→ TASK DETAILS: Put the record lines below, from the line containing "legend-item: Strongly Disagree" up to and including the line containing "category-label: The Advocacy", into a Markdown table with the columns Row and Line. Number each row and leave out any blank lines.

>> Begin

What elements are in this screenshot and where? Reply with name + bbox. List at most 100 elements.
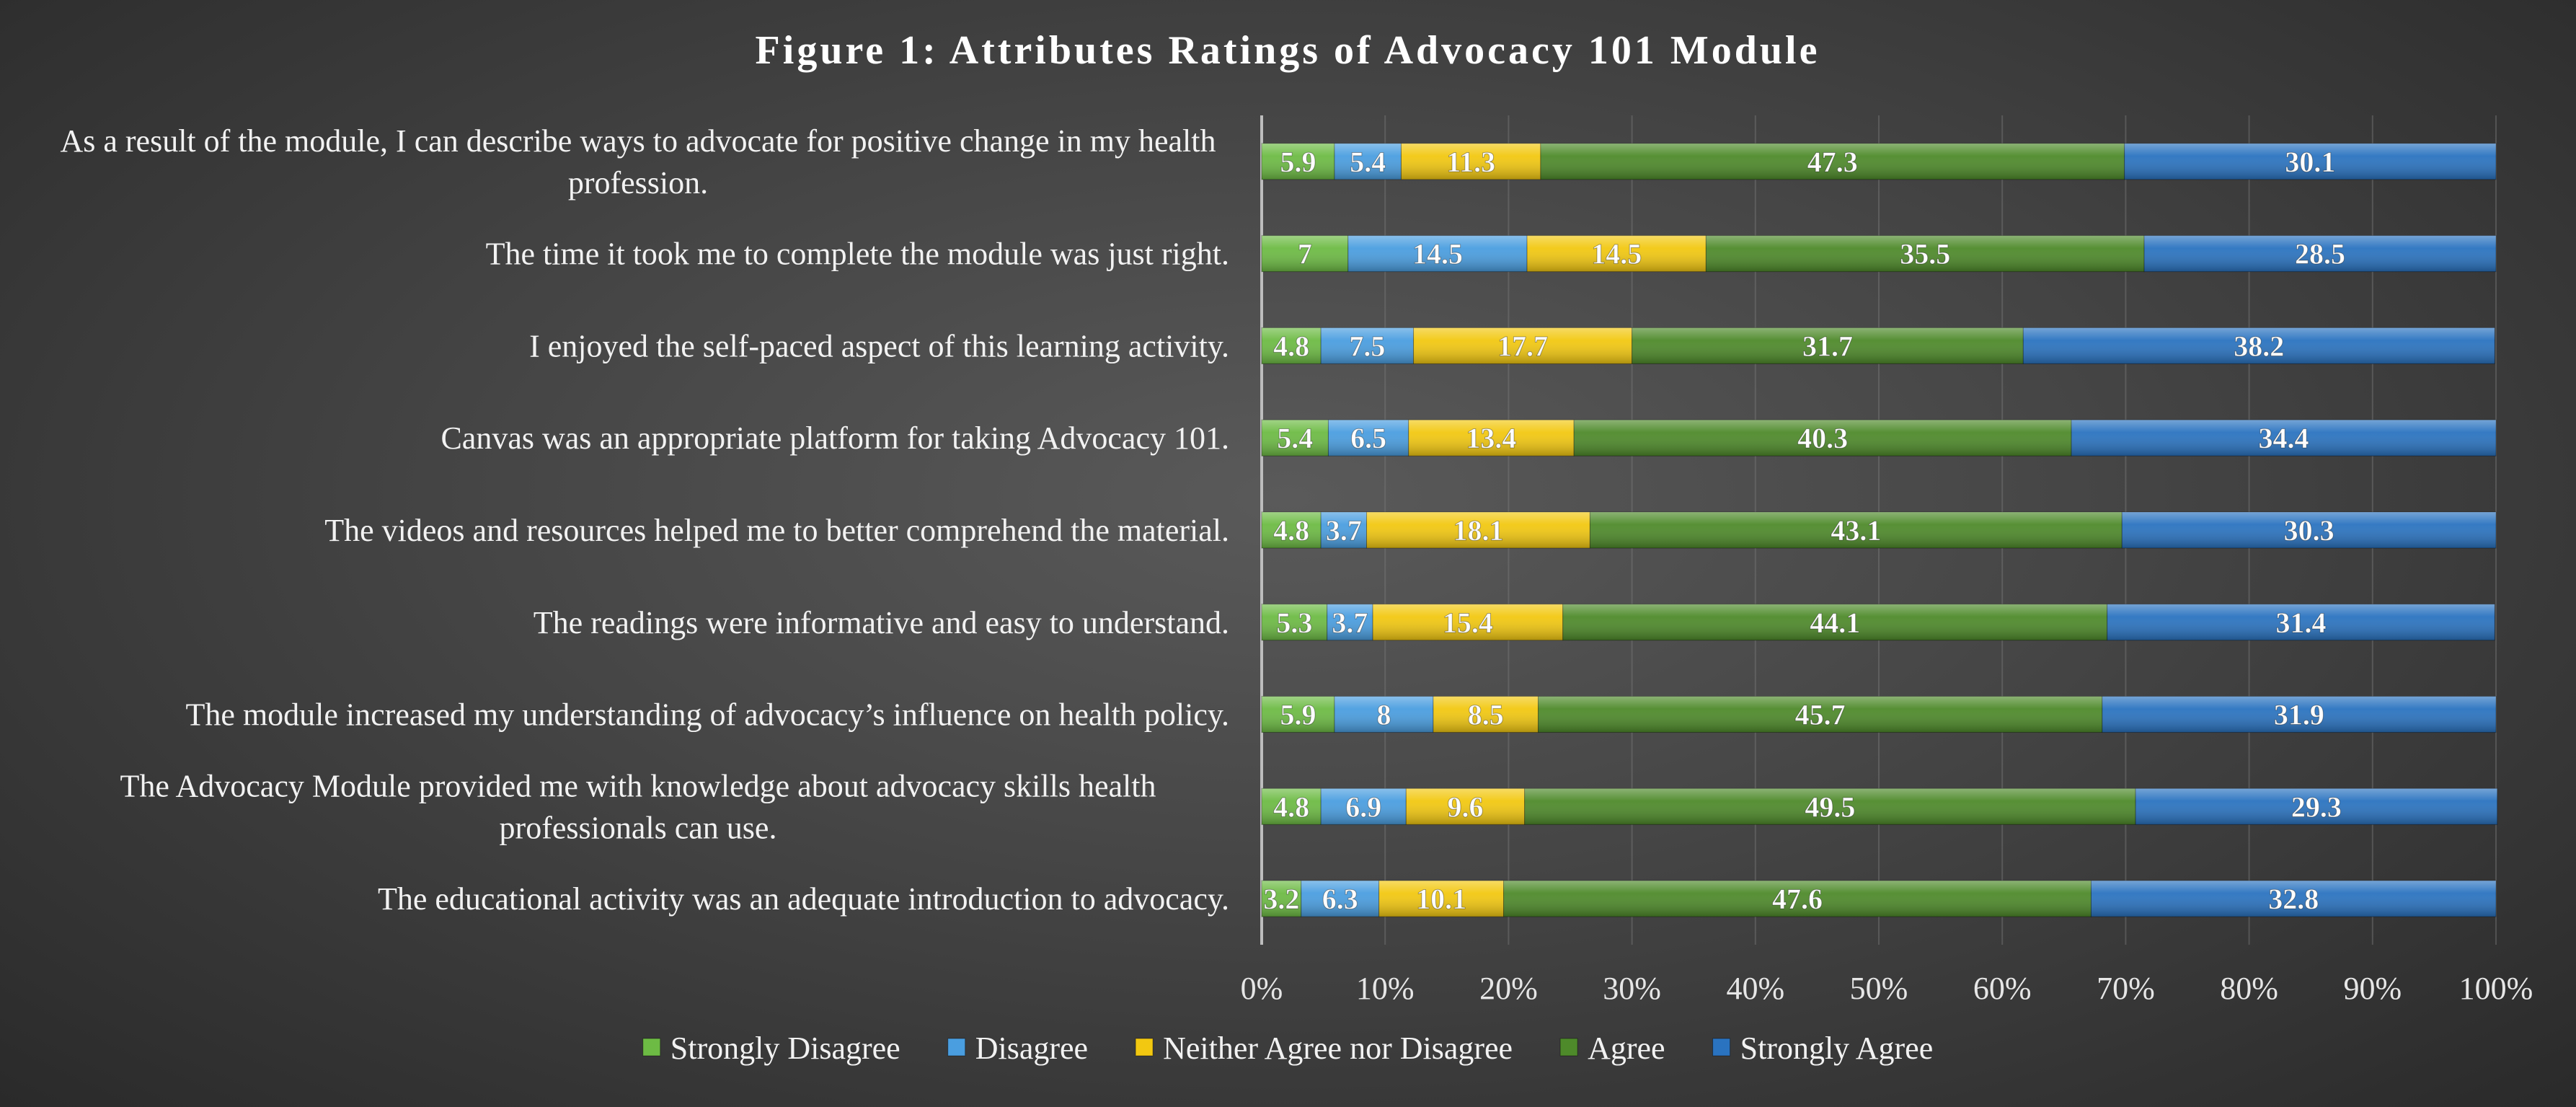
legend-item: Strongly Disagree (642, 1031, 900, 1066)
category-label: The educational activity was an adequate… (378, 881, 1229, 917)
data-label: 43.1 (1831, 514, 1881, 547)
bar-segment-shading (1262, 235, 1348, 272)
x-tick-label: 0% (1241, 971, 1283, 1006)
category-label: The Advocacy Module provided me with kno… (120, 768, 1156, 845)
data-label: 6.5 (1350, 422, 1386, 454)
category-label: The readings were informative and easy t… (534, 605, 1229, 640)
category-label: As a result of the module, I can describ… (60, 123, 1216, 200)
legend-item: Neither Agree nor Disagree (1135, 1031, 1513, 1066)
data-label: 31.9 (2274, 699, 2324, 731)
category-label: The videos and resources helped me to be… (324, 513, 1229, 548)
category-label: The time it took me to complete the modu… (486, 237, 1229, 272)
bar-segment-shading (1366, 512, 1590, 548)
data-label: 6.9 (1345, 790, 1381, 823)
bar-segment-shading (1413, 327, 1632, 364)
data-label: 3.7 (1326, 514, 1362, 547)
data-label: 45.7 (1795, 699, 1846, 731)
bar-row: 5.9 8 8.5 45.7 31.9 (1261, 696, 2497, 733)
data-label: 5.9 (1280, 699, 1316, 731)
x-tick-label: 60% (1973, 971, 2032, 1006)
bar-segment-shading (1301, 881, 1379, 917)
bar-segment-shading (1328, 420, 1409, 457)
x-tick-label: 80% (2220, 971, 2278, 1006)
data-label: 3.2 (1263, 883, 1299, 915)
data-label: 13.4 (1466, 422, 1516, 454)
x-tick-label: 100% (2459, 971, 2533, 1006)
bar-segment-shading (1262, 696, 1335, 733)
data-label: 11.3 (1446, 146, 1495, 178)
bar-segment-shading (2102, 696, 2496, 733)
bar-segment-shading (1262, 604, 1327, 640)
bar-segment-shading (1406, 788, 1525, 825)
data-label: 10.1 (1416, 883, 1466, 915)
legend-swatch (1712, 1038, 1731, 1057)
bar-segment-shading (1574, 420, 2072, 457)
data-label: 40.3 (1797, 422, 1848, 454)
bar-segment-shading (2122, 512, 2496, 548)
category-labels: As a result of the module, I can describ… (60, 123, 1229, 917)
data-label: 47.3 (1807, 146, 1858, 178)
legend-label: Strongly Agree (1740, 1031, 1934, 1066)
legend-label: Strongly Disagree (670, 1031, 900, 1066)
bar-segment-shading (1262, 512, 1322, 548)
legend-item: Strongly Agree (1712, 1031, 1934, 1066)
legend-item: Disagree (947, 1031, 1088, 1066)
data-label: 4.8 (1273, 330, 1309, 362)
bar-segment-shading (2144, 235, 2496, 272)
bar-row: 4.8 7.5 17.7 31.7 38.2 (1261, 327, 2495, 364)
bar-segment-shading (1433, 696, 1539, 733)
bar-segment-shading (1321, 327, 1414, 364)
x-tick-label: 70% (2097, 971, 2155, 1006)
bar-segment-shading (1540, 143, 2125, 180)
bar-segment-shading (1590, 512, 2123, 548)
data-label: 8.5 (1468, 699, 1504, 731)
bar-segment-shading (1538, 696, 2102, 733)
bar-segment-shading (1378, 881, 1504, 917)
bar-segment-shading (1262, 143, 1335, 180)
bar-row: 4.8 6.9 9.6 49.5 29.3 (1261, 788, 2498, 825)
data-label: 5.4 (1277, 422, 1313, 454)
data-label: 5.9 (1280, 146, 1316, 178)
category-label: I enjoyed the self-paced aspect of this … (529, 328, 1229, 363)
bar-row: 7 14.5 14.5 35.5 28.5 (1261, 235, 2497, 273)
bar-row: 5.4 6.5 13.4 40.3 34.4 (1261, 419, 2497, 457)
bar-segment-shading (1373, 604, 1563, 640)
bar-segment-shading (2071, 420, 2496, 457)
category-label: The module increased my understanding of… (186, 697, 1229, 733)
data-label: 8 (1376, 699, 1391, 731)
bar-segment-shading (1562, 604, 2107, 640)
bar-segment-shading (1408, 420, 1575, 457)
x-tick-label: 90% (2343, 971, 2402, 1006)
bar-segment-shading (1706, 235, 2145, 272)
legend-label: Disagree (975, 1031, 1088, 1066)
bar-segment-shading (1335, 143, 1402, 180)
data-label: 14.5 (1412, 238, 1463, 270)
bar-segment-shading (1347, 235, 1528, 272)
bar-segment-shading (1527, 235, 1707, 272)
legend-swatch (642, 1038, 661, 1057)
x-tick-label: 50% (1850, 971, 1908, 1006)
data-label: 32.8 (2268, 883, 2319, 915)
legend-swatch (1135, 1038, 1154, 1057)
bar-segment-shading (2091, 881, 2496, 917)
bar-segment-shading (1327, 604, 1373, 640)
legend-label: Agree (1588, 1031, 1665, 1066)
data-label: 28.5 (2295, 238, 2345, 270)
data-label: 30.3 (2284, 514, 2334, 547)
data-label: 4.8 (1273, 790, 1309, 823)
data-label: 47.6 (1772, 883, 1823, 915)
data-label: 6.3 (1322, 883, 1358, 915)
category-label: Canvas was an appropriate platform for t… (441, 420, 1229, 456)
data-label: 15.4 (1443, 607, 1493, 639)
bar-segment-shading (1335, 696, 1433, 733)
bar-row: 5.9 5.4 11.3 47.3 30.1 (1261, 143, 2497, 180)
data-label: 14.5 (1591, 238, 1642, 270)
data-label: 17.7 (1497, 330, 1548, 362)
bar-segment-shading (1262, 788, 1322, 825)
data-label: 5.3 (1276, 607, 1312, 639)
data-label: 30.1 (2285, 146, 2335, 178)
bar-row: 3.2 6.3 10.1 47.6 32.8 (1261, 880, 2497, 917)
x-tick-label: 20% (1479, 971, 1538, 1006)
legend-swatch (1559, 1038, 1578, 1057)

>> End

→ EXERCISE RESPONSE:
| Row | Line |
|---|---|
| 1 | legend-item: Strongly Disagree (642, 1031, 900, 1066) |
| 2 | category-label: The educational activity was an adequate… (378, 881, 1229, 917) |
| 3 | data-label: 43.1 (1831, 514, 1881, 547) |
| 4 | bar-segment-shading (1262, 235, 1348, 272) |
| 5 | x-tick-label: 0% (1241, 971, 1283, 1006) |
| 6 | category-label: The Advocacy Module provided me with kno… (120, 768, 1156, 845) |